====== Extracted records ======

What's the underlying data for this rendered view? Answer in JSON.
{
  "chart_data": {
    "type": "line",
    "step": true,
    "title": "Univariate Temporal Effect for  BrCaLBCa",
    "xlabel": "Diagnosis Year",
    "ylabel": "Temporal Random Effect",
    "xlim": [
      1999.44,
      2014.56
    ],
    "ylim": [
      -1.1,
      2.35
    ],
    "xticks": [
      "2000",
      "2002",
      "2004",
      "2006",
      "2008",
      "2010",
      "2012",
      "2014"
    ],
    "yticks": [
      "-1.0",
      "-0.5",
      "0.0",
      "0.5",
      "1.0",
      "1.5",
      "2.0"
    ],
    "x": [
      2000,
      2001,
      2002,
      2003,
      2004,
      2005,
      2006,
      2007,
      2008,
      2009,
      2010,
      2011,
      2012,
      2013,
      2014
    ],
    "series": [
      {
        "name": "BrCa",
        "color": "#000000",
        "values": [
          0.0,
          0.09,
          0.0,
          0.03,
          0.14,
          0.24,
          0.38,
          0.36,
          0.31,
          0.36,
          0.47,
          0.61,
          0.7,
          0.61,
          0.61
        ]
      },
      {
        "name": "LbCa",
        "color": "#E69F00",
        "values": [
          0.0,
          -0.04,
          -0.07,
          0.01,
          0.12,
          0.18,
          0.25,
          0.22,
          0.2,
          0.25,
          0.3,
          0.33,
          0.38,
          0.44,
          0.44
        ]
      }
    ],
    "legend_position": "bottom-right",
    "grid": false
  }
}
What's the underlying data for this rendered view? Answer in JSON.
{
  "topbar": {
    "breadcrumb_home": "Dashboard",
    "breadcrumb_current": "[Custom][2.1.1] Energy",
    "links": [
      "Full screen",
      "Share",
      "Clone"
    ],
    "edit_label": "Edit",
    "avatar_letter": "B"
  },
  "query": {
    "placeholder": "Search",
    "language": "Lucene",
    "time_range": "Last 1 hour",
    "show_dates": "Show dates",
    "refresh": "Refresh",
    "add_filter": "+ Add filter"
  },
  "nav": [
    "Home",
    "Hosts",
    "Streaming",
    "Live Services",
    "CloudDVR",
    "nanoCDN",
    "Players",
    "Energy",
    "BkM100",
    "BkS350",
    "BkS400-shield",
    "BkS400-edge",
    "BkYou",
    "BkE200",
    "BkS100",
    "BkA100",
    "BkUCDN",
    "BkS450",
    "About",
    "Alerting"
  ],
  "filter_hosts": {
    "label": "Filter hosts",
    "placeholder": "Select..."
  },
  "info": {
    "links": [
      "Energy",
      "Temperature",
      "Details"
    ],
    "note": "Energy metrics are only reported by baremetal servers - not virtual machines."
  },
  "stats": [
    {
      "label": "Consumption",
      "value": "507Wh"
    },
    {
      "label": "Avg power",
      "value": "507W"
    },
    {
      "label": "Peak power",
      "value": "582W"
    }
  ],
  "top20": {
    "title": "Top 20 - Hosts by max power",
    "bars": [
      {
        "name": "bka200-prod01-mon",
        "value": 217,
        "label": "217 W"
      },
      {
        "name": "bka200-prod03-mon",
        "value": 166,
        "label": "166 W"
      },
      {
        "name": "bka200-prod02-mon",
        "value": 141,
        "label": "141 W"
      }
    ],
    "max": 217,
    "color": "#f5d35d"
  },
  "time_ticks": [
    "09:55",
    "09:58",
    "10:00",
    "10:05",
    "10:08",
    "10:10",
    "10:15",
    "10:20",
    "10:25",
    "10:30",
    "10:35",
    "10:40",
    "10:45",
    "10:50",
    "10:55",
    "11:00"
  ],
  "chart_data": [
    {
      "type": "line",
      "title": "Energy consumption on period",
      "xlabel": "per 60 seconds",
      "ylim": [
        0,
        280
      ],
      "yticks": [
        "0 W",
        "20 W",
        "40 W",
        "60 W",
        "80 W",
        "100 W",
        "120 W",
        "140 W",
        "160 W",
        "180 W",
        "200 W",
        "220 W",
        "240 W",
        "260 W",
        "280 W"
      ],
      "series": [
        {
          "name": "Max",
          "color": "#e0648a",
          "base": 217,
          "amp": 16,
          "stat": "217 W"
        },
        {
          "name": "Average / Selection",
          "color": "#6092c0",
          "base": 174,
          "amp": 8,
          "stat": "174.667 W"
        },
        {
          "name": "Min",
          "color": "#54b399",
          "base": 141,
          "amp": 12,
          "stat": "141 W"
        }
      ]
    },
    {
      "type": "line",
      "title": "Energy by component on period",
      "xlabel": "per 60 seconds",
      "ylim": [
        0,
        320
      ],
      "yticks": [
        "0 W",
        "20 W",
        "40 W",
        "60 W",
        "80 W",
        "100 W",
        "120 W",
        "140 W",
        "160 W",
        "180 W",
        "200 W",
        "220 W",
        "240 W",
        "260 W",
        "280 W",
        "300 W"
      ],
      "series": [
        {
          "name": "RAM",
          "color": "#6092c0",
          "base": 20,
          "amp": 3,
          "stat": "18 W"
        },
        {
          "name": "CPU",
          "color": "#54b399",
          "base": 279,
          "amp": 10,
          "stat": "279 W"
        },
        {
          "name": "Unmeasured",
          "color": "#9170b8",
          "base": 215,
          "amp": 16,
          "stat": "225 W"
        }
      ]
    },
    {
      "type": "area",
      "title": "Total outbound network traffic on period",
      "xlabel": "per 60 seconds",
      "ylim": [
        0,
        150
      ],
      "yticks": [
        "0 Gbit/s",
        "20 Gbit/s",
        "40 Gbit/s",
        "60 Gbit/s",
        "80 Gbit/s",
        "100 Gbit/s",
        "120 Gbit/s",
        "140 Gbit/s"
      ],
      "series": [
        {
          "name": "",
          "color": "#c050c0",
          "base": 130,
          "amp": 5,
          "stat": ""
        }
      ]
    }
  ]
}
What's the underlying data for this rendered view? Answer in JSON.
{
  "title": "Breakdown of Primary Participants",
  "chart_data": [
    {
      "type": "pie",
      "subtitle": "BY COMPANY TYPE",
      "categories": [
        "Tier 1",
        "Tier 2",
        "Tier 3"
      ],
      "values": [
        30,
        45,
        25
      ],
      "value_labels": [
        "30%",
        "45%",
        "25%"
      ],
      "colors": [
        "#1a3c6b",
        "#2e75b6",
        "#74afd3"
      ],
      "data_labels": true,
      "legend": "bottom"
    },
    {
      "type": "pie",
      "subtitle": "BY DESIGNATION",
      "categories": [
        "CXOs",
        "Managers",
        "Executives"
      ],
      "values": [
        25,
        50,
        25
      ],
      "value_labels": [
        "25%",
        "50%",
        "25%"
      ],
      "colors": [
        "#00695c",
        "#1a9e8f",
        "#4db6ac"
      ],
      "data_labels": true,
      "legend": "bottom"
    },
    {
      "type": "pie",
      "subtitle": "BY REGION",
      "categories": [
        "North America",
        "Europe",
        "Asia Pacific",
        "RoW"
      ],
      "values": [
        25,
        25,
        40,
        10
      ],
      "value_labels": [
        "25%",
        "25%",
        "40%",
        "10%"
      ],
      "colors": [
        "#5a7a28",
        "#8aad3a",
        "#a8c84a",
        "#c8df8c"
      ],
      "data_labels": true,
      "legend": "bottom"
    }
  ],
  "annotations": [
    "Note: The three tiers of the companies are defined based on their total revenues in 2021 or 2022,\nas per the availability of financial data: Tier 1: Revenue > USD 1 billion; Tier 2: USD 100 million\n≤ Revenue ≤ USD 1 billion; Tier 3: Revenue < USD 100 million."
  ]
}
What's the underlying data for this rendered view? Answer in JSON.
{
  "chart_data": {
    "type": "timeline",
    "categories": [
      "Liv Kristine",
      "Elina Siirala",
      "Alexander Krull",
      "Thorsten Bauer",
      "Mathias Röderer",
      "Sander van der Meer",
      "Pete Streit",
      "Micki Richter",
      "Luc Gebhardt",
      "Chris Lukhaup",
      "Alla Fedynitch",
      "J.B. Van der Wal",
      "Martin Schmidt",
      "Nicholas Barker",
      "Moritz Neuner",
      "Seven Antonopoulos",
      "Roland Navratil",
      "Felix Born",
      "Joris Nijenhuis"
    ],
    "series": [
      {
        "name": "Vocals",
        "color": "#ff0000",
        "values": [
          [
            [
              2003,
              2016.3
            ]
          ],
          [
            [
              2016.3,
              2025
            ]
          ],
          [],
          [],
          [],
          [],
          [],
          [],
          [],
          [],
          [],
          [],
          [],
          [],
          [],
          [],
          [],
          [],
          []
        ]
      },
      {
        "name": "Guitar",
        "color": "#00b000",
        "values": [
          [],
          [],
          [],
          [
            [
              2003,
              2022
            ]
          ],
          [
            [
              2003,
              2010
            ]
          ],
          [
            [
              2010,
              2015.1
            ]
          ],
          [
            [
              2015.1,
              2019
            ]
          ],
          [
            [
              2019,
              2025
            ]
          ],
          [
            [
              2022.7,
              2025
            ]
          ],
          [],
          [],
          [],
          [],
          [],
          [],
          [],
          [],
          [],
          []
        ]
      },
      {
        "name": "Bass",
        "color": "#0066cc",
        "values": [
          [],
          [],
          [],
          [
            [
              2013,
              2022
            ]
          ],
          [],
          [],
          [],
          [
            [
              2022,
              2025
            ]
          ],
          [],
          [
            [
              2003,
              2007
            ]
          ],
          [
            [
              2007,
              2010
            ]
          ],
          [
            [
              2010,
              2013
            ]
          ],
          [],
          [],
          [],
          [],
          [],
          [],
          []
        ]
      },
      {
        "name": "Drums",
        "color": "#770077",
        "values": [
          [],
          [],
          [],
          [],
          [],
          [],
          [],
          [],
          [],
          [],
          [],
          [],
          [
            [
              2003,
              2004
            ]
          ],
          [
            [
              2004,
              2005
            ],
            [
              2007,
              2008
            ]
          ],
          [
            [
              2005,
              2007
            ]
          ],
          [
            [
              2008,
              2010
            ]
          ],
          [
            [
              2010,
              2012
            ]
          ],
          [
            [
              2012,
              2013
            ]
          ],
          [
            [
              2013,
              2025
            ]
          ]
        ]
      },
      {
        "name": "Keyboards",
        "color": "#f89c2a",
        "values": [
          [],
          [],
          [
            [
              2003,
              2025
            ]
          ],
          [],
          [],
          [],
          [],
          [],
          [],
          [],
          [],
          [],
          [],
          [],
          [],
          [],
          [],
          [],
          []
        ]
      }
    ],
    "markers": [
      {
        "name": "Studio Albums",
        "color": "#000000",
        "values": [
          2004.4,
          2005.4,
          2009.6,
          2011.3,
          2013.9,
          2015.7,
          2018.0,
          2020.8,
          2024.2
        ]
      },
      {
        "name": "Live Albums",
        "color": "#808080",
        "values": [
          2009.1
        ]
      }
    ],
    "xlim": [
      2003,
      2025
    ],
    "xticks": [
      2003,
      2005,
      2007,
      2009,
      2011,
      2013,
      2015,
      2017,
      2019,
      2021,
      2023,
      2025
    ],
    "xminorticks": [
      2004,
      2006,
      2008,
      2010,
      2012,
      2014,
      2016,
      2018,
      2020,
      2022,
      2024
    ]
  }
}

======

Using the listing above, pull out all lines that hold the word "placeholder".

Written answer →
    "placeholder": "Search",
    "placeholder": "Select..."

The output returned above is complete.